◆ Task objective
Of all the lines in the material, how many include the word "nPOCs"? Reply with the number alone.

__________________________________________________

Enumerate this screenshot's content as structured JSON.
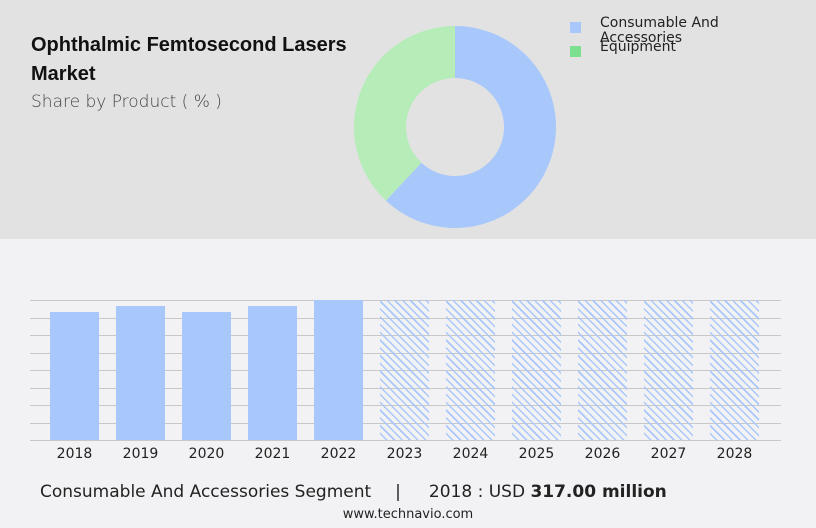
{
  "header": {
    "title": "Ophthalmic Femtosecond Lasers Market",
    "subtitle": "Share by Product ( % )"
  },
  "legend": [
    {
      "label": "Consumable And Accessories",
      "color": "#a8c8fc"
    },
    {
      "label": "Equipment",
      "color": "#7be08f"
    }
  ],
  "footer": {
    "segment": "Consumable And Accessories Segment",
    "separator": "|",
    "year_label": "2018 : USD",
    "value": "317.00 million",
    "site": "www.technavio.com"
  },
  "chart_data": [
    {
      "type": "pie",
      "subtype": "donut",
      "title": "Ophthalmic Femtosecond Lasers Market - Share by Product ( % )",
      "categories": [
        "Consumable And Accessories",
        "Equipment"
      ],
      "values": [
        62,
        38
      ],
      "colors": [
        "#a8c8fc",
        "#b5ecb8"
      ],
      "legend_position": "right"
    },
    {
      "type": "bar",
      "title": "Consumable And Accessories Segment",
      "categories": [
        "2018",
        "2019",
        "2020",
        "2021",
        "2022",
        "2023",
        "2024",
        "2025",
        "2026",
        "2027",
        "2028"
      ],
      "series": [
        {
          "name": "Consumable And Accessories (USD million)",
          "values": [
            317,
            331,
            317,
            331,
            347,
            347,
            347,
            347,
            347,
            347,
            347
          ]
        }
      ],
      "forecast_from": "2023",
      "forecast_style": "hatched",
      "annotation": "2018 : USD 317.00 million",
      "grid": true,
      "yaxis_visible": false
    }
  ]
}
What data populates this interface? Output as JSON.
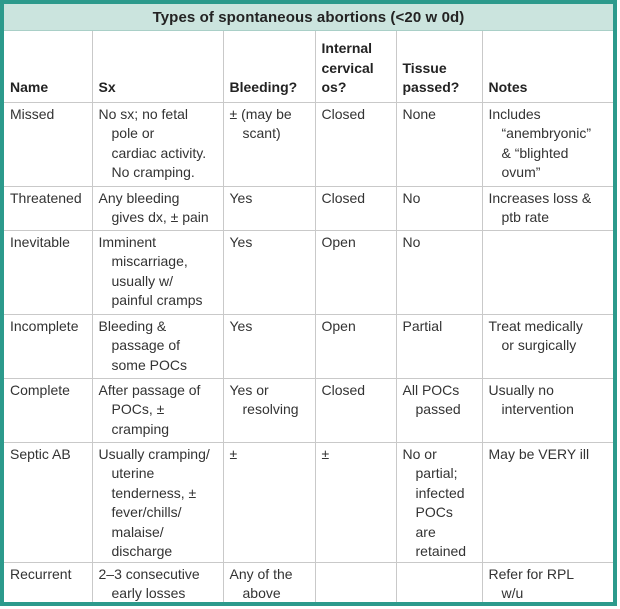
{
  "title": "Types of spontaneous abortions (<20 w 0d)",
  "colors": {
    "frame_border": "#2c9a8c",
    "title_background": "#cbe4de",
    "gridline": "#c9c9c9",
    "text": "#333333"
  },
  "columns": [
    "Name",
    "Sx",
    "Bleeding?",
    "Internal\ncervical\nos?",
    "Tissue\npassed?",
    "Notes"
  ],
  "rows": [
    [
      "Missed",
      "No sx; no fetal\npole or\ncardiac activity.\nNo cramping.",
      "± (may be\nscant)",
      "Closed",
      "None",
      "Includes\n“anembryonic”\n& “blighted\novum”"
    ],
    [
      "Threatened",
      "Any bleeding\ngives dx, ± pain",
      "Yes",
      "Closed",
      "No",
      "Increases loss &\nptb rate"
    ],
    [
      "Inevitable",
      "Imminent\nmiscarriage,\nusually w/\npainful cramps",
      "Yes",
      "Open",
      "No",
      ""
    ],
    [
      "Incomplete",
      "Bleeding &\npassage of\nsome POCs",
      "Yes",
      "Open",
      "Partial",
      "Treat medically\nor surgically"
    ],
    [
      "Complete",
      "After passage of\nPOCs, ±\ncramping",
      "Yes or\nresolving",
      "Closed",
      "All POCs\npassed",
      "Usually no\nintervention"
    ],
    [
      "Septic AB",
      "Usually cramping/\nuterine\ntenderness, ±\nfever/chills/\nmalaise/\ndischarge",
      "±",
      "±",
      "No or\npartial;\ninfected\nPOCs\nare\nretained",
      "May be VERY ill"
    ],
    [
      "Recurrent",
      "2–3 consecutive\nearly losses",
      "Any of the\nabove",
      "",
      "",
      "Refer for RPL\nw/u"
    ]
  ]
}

__________________________________________________

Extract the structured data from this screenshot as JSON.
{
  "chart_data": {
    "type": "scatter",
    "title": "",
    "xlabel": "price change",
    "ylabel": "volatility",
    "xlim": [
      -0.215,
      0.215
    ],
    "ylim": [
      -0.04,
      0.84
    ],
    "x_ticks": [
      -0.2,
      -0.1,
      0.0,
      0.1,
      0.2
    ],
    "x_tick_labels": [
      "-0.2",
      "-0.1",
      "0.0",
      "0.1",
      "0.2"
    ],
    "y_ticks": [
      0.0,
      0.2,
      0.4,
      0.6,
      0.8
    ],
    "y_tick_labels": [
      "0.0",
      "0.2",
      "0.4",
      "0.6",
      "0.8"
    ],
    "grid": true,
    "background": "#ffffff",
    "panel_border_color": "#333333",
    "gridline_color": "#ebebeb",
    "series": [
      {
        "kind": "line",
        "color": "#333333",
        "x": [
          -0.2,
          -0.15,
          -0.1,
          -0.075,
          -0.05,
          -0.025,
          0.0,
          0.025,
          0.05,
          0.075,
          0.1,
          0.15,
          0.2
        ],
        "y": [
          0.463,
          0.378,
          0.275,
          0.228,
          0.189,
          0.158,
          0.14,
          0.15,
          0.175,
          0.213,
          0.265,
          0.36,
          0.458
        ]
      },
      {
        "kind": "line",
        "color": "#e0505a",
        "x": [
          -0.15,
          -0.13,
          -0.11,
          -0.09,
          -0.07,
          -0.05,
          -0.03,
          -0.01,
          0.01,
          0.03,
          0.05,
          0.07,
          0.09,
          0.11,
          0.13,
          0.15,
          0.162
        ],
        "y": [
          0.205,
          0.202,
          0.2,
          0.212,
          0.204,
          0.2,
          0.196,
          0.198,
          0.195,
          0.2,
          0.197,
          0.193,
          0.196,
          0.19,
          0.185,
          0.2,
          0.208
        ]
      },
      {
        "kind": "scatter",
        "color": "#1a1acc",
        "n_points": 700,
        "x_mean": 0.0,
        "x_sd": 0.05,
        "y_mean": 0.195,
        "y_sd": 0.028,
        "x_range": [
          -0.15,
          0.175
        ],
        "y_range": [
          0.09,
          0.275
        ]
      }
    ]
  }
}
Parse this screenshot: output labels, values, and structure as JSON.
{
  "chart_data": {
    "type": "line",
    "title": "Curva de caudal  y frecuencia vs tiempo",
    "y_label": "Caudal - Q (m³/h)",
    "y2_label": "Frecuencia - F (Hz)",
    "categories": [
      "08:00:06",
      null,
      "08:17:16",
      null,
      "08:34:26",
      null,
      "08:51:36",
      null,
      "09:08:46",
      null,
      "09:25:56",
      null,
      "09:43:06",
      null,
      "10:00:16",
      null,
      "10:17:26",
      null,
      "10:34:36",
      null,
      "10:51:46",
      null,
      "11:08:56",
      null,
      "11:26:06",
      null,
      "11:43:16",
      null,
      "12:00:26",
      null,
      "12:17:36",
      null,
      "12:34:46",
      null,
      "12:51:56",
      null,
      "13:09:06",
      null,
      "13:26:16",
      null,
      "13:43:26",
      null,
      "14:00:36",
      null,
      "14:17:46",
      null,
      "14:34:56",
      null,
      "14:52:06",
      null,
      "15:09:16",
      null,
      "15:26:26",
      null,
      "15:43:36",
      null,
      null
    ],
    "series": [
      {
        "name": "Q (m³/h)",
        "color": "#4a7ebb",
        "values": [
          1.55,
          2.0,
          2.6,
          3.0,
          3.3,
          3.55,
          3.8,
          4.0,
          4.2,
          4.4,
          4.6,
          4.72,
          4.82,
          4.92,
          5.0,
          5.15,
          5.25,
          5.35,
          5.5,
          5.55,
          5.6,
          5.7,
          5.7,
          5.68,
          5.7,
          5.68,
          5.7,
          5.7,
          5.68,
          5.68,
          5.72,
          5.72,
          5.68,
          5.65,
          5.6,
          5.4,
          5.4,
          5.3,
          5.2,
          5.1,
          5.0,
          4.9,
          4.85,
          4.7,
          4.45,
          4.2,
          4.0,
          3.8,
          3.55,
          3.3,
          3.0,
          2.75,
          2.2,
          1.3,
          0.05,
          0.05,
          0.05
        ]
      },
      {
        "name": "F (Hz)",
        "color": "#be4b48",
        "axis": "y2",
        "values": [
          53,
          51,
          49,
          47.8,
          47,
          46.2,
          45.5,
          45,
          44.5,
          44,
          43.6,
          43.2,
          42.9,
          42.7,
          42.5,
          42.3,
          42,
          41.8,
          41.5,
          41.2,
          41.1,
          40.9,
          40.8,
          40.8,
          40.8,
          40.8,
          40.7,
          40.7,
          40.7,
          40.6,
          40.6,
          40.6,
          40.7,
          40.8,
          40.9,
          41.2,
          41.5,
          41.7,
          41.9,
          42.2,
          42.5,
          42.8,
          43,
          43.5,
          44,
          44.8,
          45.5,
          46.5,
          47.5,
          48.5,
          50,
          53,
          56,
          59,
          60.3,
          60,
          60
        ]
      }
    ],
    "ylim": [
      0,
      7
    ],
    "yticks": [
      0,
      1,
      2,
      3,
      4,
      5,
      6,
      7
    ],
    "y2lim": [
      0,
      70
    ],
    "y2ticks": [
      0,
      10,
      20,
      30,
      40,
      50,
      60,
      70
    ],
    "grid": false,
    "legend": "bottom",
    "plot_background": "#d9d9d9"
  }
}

__________________________________________________

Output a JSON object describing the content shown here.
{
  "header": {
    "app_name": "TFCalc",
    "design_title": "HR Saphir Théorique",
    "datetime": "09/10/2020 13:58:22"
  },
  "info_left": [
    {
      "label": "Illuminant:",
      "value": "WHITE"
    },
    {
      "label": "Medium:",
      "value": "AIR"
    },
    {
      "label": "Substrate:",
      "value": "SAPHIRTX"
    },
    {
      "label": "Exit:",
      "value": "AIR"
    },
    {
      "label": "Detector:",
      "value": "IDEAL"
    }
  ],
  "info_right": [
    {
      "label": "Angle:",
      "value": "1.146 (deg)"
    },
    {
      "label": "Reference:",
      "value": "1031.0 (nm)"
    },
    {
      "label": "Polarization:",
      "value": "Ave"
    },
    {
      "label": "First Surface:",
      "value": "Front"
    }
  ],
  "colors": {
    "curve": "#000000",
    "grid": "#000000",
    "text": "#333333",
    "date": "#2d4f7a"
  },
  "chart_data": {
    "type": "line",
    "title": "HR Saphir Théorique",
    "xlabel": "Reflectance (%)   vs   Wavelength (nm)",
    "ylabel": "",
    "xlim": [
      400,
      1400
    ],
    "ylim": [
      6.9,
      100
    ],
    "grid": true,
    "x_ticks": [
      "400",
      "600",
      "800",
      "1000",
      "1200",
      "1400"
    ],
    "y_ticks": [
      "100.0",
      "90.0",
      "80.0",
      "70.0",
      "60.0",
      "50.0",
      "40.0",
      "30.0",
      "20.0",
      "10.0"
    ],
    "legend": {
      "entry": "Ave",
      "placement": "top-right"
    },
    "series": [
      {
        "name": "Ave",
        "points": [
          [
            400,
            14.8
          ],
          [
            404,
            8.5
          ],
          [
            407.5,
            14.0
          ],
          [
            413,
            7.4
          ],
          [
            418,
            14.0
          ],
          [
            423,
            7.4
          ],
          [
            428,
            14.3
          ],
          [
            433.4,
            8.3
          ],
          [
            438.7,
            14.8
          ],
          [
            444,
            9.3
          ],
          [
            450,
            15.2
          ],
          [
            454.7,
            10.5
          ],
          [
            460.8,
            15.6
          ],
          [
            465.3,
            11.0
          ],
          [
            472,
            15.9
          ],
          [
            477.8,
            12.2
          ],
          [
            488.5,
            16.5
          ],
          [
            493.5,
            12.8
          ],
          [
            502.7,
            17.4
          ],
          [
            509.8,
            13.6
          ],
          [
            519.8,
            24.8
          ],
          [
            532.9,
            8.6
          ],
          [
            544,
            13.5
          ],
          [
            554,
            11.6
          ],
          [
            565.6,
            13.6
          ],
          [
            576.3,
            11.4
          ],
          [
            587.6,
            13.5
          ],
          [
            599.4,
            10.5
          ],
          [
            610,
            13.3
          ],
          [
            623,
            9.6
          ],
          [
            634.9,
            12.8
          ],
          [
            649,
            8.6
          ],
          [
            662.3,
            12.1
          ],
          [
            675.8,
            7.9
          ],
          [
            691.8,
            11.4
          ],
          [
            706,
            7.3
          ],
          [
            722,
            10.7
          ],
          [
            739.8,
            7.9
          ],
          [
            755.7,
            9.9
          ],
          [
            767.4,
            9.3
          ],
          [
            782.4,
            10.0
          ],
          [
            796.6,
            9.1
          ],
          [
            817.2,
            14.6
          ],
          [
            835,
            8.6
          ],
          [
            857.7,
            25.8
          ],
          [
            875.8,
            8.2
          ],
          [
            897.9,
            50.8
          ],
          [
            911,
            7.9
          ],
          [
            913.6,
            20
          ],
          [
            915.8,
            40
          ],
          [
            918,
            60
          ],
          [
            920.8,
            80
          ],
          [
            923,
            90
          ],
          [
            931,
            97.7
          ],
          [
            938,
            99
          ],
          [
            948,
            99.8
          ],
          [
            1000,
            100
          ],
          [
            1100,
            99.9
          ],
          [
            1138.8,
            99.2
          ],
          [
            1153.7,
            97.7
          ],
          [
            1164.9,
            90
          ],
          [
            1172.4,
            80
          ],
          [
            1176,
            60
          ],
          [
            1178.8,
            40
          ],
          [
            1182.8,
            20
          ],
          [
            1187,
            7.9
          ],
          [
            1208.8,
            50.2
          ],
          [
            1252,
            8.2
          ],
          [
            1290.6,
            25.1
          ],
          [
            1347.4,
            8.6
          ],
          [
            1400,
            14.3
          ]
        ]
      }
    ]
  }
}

__________________________________________________

◆ Answer to this exercise
2